* **RECORDS**
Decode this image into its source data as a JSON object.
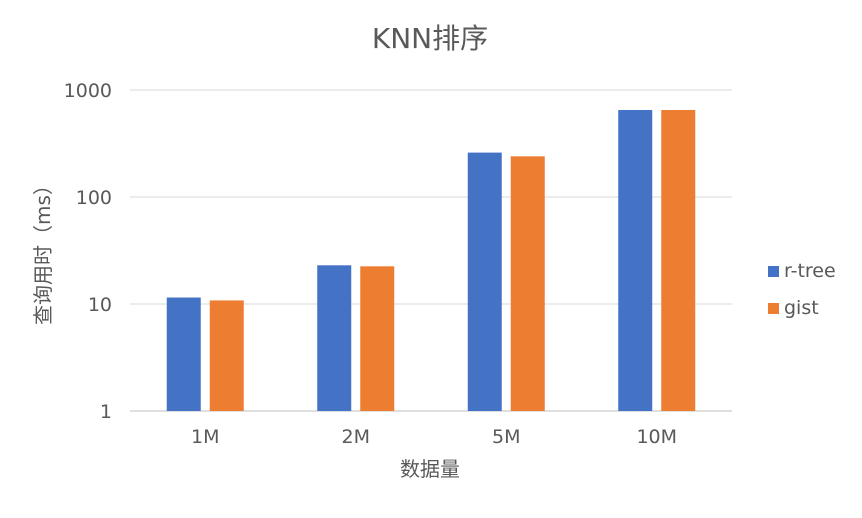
{
  "chart_data": {
    "type": "bar",
    "title": "KNN排序",
    "xlabel": "数据量",
    "ylabel": "查询用时（ms）",
    "y_scale": "log",
    "ylim": [
      1,
      1000
    ],
    "yticks": [
      "1",
      "10",
      "100",
      "1000"
    ],
    "grid": true,
    "legend_position": "right",
    "categories": [
      "1M",
      "2M",
      "5M",
      "10M"
    ],
    "series": [
      {
        "name": "r-tree",
        "color": "#4472C4",
        "values": [
          11.5,
          23,
          260,
          650
        ]
      },
      {
        "name": "gist",
        "color": "#ED7D31",
        "values": [
          10.8,
          22.5,
          240,
          650
        ]
      }
    ]
  }
}
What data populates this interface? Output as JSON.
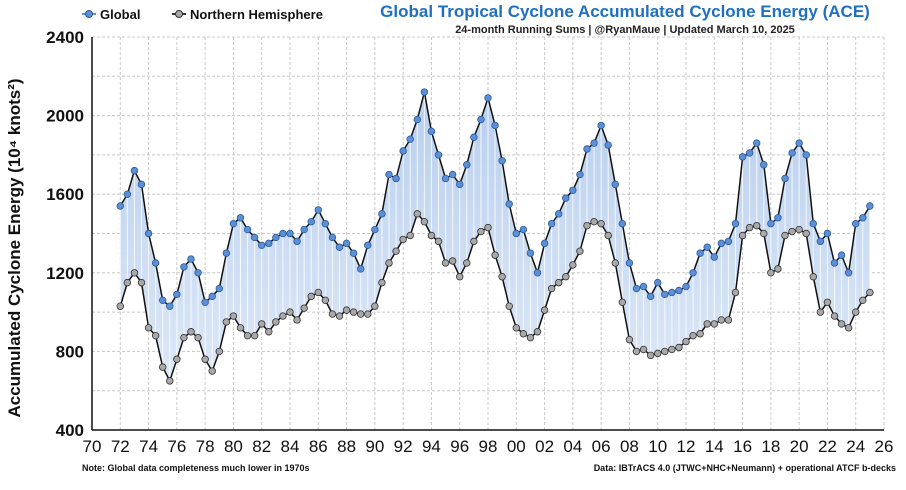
{
  "chart_data": {
    "type": "line",
    "title": "Global Tropical Cyclone Accumulated Cyclone Energy (ACE)",
    "subtitle": "24-month Running Sums | @RyanMaue | Updated March 10, 2025",
    "ylabel": "Accumulated Cyclone Energy (10⁴ knots²)",
    "xlabel": "",
    "note_left": "Note:  Global data completeness much lower in 1970s",
    "note_right": "Data: IBTrACS 4.0 (JTWC+NHC+Neumann) + operational ATCF b-decks",
    "ylim": [
      400,
      2400
    ],
    "xlim": [
      1970,
      2026
    ],
    "grid": true,
    "legend_position": "top-left",
    "y_ticks": [
      400,
      800,
      1200,
      1600,
      2000,
      2400
    ],
    "x_ticks": [
      1970,
      1972,
      1974,
      1976,
      1978,
      1980,
      1982,
      1984,
      1986,
      1988,
      1990,
      1992,
      1994,
      1996,
      1998,
      2000,
      2002,
      2004,
      2006,
      2008,
      2010,
      2012,
      2014,
      2016,
      2018,
      2020,
      2022,
      2024,
      2026
    ],
    "x_tick_labels": [
      "70",
      "72",
      "74",
      "76",
      "78",
      "80",
      "82",
      "84",
      "86",
      "88",
      "90",
      "92",
      "94",
      "96",
      "98",
      "00",
      "02",
      "04",
      "06",
      "08",
      "10",
      "12",
      "14",
      "16",
      "18",
      "20",
      "22",
      "24",
      "26"
    ],
    "x": [
      1972.0,
      1972.5,
      1973.0,
      1973.5,
      1974.0,
      1974.5,
      1975.0,
      1975.5,
      1976.0,
      1976.5,
      1977.0,
      1977.5,
      1978.0,
      1978.5,
      1979.0,
      1979.5,
      1980.0,
      1980.5,
      1981.0,
      1981.5,
      1982.0,
      1982.5,
      1983.0,
      1983.5,
      1984.0,
      1984.5,
      1985.0,
      1985.5,
      1986.0,
      1986.5,
      1987.0,
      1987.5,
      1988.0,
      1988.5,
      1989.0,
      1989.5,
      1990.0,
      1990.5,
      1991.0,
      1991.5,
      1992.0,
      1992.5,
      1993.0,
      1993.5,
      1994.0,
      1994.5,
      1995.0,
      1995.5,
      1996.0,
      1996.5,
      1997.0,
      1997.5,
      1998.0,
      1998.5,
      1999.0,
      1999.5,
      2000.0,
      2000.5,
      2001.0,
      2001.5,
      2002.0,
      2002.5,
      2003.0,
      2003.5,
      2004.0,
      2004.5,
      2005.0,
      2005.5,
      2006.0,
      2006.5,
      2007.0,
      2007.5,
      2008.0,
      2008.5,
      2009.0,
      2009.5,
      2010.0,
      2010.5,
      2011.0,
      2011.5,
      2012.0,
      2012.5,
      2013.0,
      2013.5,
      2014.0,
      2014.5,
      2015.0,
      2015.5,
      2016.0,
      2016.5,
      2017.0,
      2017.5,
      2018.0,
      2018.5,
      2019.0,
      2019.5,
      2020.0,
      2020.5,
      2021.0,
      2021.5,
      2022.0,
      2022.5,
      2023.0,
      2023.5,
      2024.0,
      2024.5,
      2025.0
    ],
    "series": [
      {
        "name": "Global",
        "color": "#5b8fd6",
        "values": [
          1540,
          1600,
          1720,
          1650,
          1400,
          1250,
          1060,
          1030,
          1090,
          1230,
          1270,
          1200,
          1050,
          1080,
          1120,
          1300,
          1450,
          1480,
          1420,
          1380,
          1340,
          1350,
          1380,
          1400,
          1400,
          1360,
          1420,
          1460,
          1520,
          1450,
          1380,
          1330,
          1350,
          1300,
          1220,
          1340,
          1420,
          1500,
          1700,
          1680,
          1820,
          1880,
          1980,
          2120,
          1920,
          1800,
          1680,
          1700,
          1650,
          1750,
          1890,
          1980,
          2090,
          1950,
          1770,
          1550,
          1400,
          1420,
          1300,
          1200,
          1350,
          1450,
          1500,
          1580,
          1620,
          1700,
          1830,
          1860,
          1950,
          1850,
          1650,
          1450,
          1250,
          1120,
          1130,
          1080,
          1150,
          1090,
          1100,
          1110,
          1130,
          1200,
          1300,
          1330,
          1280,
          1350,
          1360,
          1450,
          1790,
          1810,
          1860,
          1750,
          1450,
          1480,
          1680,
          1810,
          1860,
          1800,
          1450,
          1360,
          1400,
          1250,
          1290,
          1200,
          1450,
          1480,
          1540
        ]
      },
      {
        "name": "Northern Hemisphere",
        "color": "#a9a9a9",
        "values": [
          1030,
          1150,
          1200,
          1150,
          920,
          880,
          720,
          650,
          760,
          870,
          900,
          870,
          760,
          700,
          800,
          950,
          980,
          920,
          880,
          880,
          940,
          900,
          950,
          980,
          1000,
          960,
          1020,
          1080,
          1100,
          1060,
          990,
          980,
          1010,
          1000,
          990,
          990,
          1030,
          1150,
          1250,
          1310,
          1370,
          1390,
          1500,
          1460,
          1390,
          1360,
          1250,
          1260,
          1180,
          1250,
          1360,
          1410,
          1430,
          1290,
          1180,
          1030,
          920,
          890,
          870,
          900,
          1010,
          1120,
          1150,
          1180,
          1240,
          1310,
          1440,
          1460,
          1450,
          1390,
          1250,
          1050,
          860,
          800,
          810,
          780,
          790,
          800,
          810,
          820,
          850,
          880,
          890,
          940,
          940,
          960,
          960,
          1100,
          1390,
          1430,
          1440,
          1400,
          1200,
          1220,
          1390,
          1410,
          1420,
          1400,
          1180,
          1000,
          1050,
          980,
          940,
          920,
          1000,
          1060,
          1100
        ]
      }
    ]
  }
}
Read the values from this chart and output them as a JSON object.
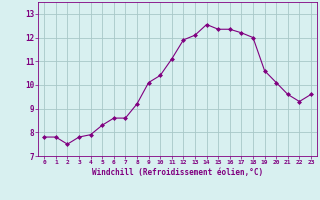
{
  "x": [
    0,
    1,
    2,
    3,
    4,
    5,
    6,
    7,
    8,
    9,
    10,
    11,
    12,
    13,
    14,
    15,
    16,
    17,
    18,
    19,
    20,
    21,
    22,
    23
  ],
  "y": [
    7.8,
    7.8,
    7.5,
    7.8,
    7.9,
    8.3,
    8.6,
    8.6,
    9.2,
    10.1,
    10.4,
    11.1,
    11.9,
    12.1,
    12.55,
    12.35,
    12.35,
    12.2,
    12.0,
    10.6,
    10.1,
    9.6,
    9.3,
    9.6
  ],
  "line_color": "#800080",
  "marker": "D",
  "marker_size": 2,
  "bg_color": "#d8f0f0",
  "grid_color": "#a8c8c8",
  "xlabel": "Windchill (Refroidissement éolien,°C)",
  "tick_color": "#800080",
  "xlim": [
    -0.5,
    23.5
  ],
  "ylim": [
    7.0,
    13.5
  ],
  "yticks": [
    7,
    8,
    9,
    10,
    11,
    12,
    13
  ],
  "xticks": [
    0,
    1,
    2,
    3,
    4,
    5,
    6,
    7,
    8,
    9,
    10,
    11,
    12,
    13,
    14,
    15,
    16,
    17,
    18,
    19,
    20,
    21,
    22,
    23
  ]
}
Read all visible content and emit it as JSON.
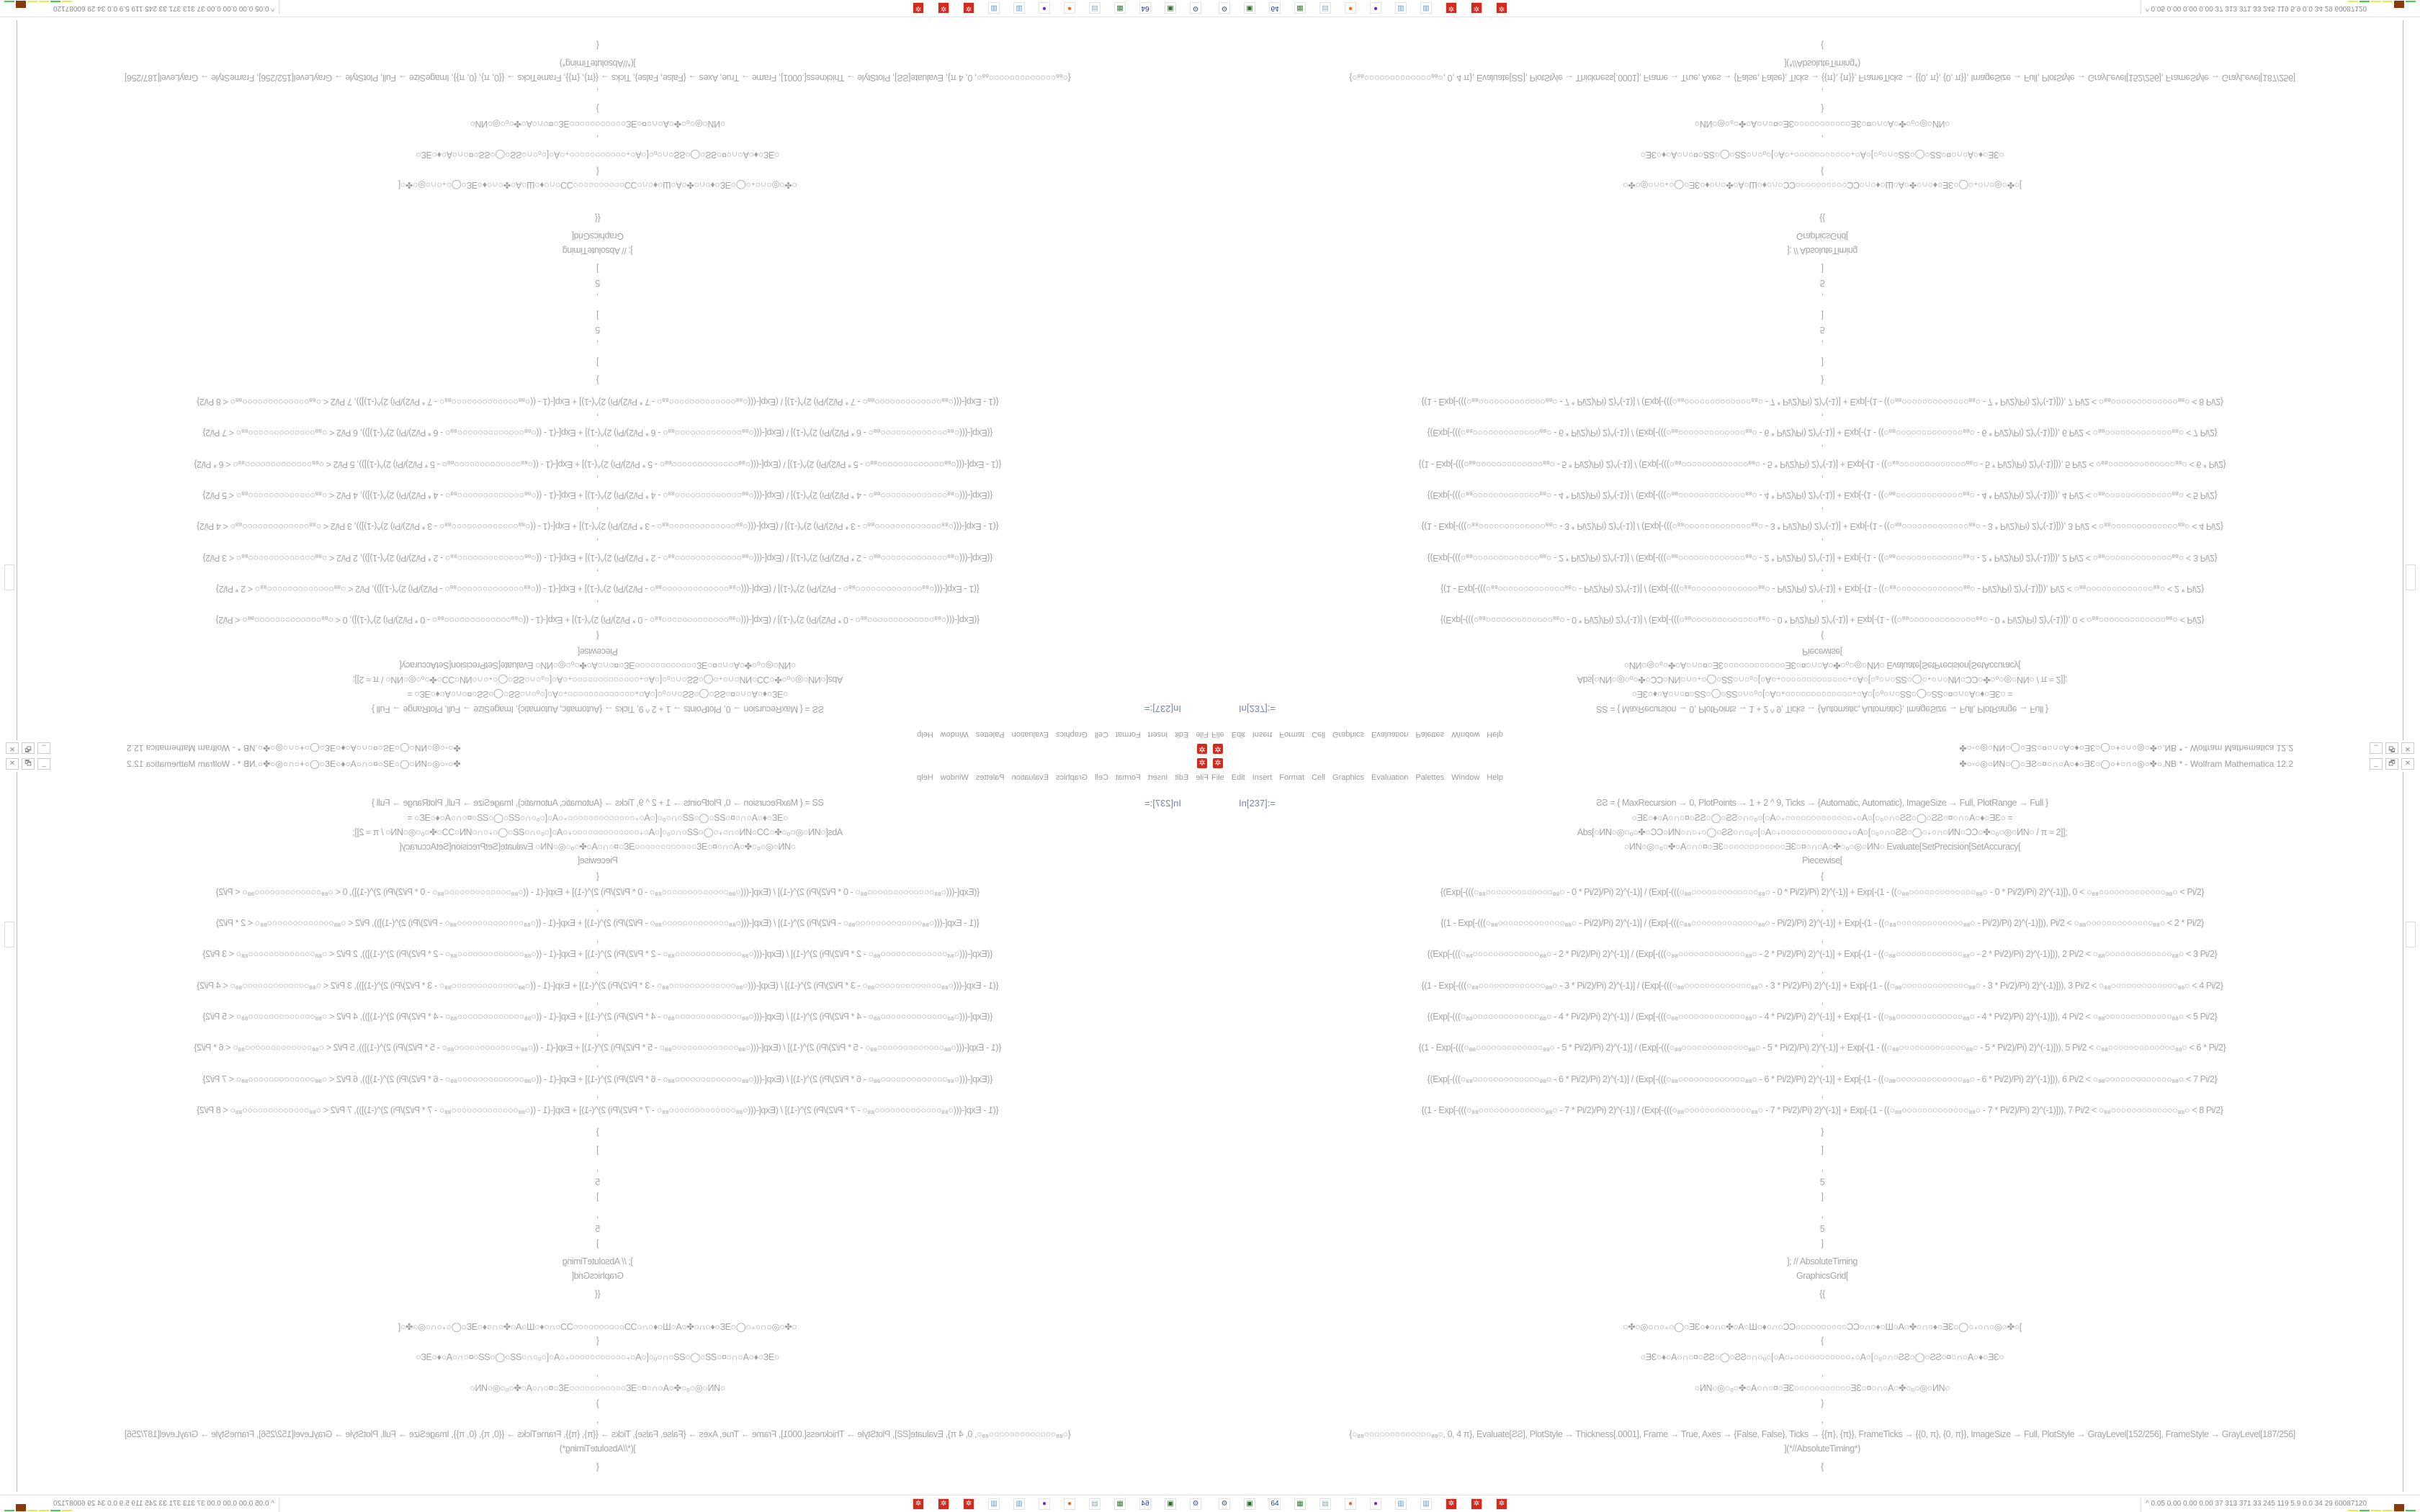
{
  "window": {
    "title": "✤○◦○◎○ИN○◯○ƎƧ○¤○∩○A○♦○ƎƐ○◯○+○∩○◎○✤○.NB * - Wolfram Mathematica 12.2",
    "app_icon": "mathematica-icon",
    "controls": {
      "minimize": "_",
      "restore": "🗗",
      "close": "✕"
    }
  },
  "menu": [
    "File",
    "Edit",
    "Insert",
    "Format",
    "Cell",
    "Graphics",
    "Evaluation",
    "Palettes",
    "Window",
    "Help"
  ],
  "notebook": {
    "input_label": "In[237]:=",
    "lines": [
      "ƧƧ = {   MaxRecursion → 0, PlotPoints → 1 + 2 ^ 9, Ticks → {Automatic, Automatic}, ImageSize → Full, PlotRange → Full   }",
      "○ƎƐ○♦○A○∩○¤○ƧƧ○◯○ƧƧ○∩○₀○[○A○₊○○○○○○○○○○○○○₊○A○[○₀○∩○ƧƧ○◯○ƧƧ○¤○∩○A○♦○ƎƐ○   =",
      "Abs[○ИN○◎○₀○✤○ƆƆ○ИN○∩○₊○◯○ƧƧ○∩○₀○[○A○₊○○○○○○○○○○○○○₊○A○[○₀○∩○ƧƧ○◯○₊○∩○ИN○ƆƆ○✤○₀○◎○ИN○ / π ≈ 2]];",
      "○ИN○◎○₀○✤○A○∩○¤○ƎƐ○○○○○○○○○○○○ƎƐ○¤○∩○A○✤○₀○◎○ИN○ Evaluate[SetPrecision[SetAccuracy[",
      "Piecewise[",
      "{",
      "{(Exp[-(((○₈₈○○○○○○○○○○○○○₈₈○ - 0 * Pi/2)/Pi) 2)^(-1)] / (Exp[-(((○₈₈○○○○○○○○○○○○○₈₈○ - 0 * Pi/2)/Pi) 2)^(-1)] + Exp[-(1 - ((○₈₈○○○○○○○○○○○○○₈₈○ - 0 * Pi/2)/Pi) 2)^(-1)]), 0 < ○₈₈○○○○○○○○○○○○○₈₈○ < Pi/2}",
      ",",
      "{(1 - Exp[-(((○₈₈○○○○○○○○○○○○○₈₈○ - Pi/2)/Pi) 2)^(-1)] / (Exp[-(((○₈₈○○○○○○○○○○○○○₈₈○ - Pi/2)/Pi) 2)^(-1)] + Exp[-(1 - ((○₈₈○○○○○○○○○○○○○₈₈○ - Pi/2)/Pi) 2)^(-1)])), Pi/2 < ○₈₈○○○○○○○○○○○○○₈₈○ < 2 * Pi/2}",
      ",",
      "{(Exp[-(((○₈₈○○○○○○○○○○○○○₈₈○ - 2 * Pi/2)/Pi) 2)^(-1)] / (Exp[-(((○₈₈○○○○○○○○○○○○○₈₈○ - 2 * Pi/2)/Pi) 2)^(-1)] + Exp[-(1 - ((○₈₈○○○○○○○○○○○○○₈₈○ - 2 * Pi/2)/Pi) 2)^(-1)])), 2 Pi/2 < ○₈₈○○○○○○○○○○○○○₈₈○ < 3 Pi/2}",
      ",",
      "{(1 - Exp[-(((○₈₈○○○○○○○○○○○○○₈₈○ - 3 * Pi/2)/Pi) 2)^(-1)] / (Exp[-(((○₈₈○○○○○○○○○○○○○₈₈○ - 3 * Pi/2)/Pi) 2)^(-1)] + Exp[-(1 - ((○₈₈○○○○○○○○○○○○○₈₈○ - 3 * Pi/2)/Pi) 2)^(-1)])), 3 Pi/2 < ○₈₈○○○○○○○○○○○○○₈₈○ < 4 Pi/2}",
      ",",
      "{(Exp[-(((○₈₈○○○○○○○○○○○○○₈₈○ - 4 * Pi/2)/Pi) 2)^(-1)] / (Exp[-(((○₈₈○○○○○○○○○○○○○₈₈○ - 4 * Pi/2)/Pi) 2)^(-1)] + Exp[-(1 - ((○₈₈○○○○○○○○○○○○○₈₈○ - 4 * Pi/2)/Pi) 2)^(-1)])), 4 Pi/2 < ○₈₈○○○○○○○○○○○○○₈₈○ < 5 Pi/2}",
      ",",
      "{(1 - Exp[-(((○₈₈○○○○○○○○○○○○○₈₈○ - 5 * Pi/2)/Pi) 2)^(-1)] / (Exp[-(((○₈₈○○○○○○○○○○○○○₈₈○ - 5 * Pi/2)/Pi) 2)^(-1)] + Exp[-(1 - ((○₈₈○○○○○○○○○○○○○₈₈○ - 5 * Pi/2)/Pi) 2)^(-1)])), 5 Pi/2 < ○₈₈○○○○○○○○○○○○○₈₈○ < 6 * Pi/2}",
      ",",
      "{(Exp[-(((○₈₈○○○○○○○○○○○○○₈₈○ - 6 * Pi/2)/Pi) 2)^(-1)] / (Exp[-(((○₈₈○○○○○○○○○○○○○₈₈○ - 6 * Pi/2)/Pi) 2)^(-1)] + Exp[-(1 - ((○₈₈○○○○○○○○○○○○○₈₈○ - 6 * Pi/2)/Pi) 2)^(-1)])), 6 Pi/2 < ○₈₈○○○○○○○○○○○○○₈₈○ < 7 Pi/2}",
      ",",
      "{(1 - Exp[-(((○₈₈○○○○○○○○○○○○○₈₈○ - 7 * Pi/2)/Pi) 2)^(-1)] / (Exp[-(((○₈₈○○○○○○○○○○○○○₈₈○ - 7 * Pi/2)/Pi) 2)^(-1)] + Exp[-(1 - ((○₈₈○○○○○○○○○○○○○₈₈○ - 7 * Pi/2)/Pi) 2)^(-1)])), 7 Pi/2 < ○₈₈○○○○○○○○○○○○○₈₈○ < 8 Pi/2}",
      "}",
      "]",
      ",",
      "5",
      "]",
      ",",
      "5",
      "]",
      "]; // AbsoluteTiming",
      "GraphicsGrid[",
      "{{",
      "○✤○◎○∩○₊○◯○ƎƐ○♦○∩○✤○A○Ш○♦○∩○ƆƆ○○○○○○○○○○ƆƆ○∩○♦○Ш○A○✤○∩○♦○ƎƐ○◯○₊○∩○◎○✤○[",
      "{",
      "○ƎƐ○♦○A○∩○¤○ƧƧ○◯○ƧƧ○∩○₀○[○A○₊○○○○○○○○○○○₊○A○[○₀○∩○ƧƧ○◯○ƧƧ○¤○∩○A○♦○ƎƐ○",
      ",",
      "○ИN○◎○₀○✤○A○∩○¤○ƎƐ○○○○○○○○○○○ƎƐ○¤○∩○A○✤○₀○◎○ИN○",
      "}",
      ",",
      "{○₈₈○○○○○○○○○○○○○₈₈○, 0, 4 π}, Evaluate[ƧƧ], PlotStyle → Thickness[.0001], Frame → True, Axes → {False, False}, Ticks → {{π}, {π}}, FrameTicks → {{0, π}, {0, π}}, ImageSize → Full, PlotStyle → GrayLevel[152/256], FrameStyle → GrayLevel[187/256]",
      "](*//AbsoluteTiming*)",
      "{"
    ]
  },
  "taskbar": {
    "icons": [
      "monitor-gear-icon",
      "terminal-icon",
      "floppy-64-icon",
      "monitor-chart-icon",
      "notepad-icon",
      "firefox-icon",
      "ghost-icon",
      "calculator-icon",
      "calculator-icon",
      "mathematica-icon",
      "mathematica-icon",
      "mathematica-icon"
    ],
    "tray_text": "0.05 0.00 0.00 0.00   37   313   371   33   245   119   5.9   0.0   34   29   60087120",
    "tray_chevron": "^",
    "meter_colors": [
      "#e8e84a",
      "#44cc44",
      "#e8e84a",
      "#e8e84a",
      "#8a3a0a",
      "#44cc44"
    ]
  }
}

* **TO BE DONE**
Pick out the lines above containing the word "ylabel", then copy them.

* **EXPECTED ANSWER**
    "ylabel": "查询用时（ms）",
    "ylabel": "Accumulated Cyclone Energy (10⁴ knots²)",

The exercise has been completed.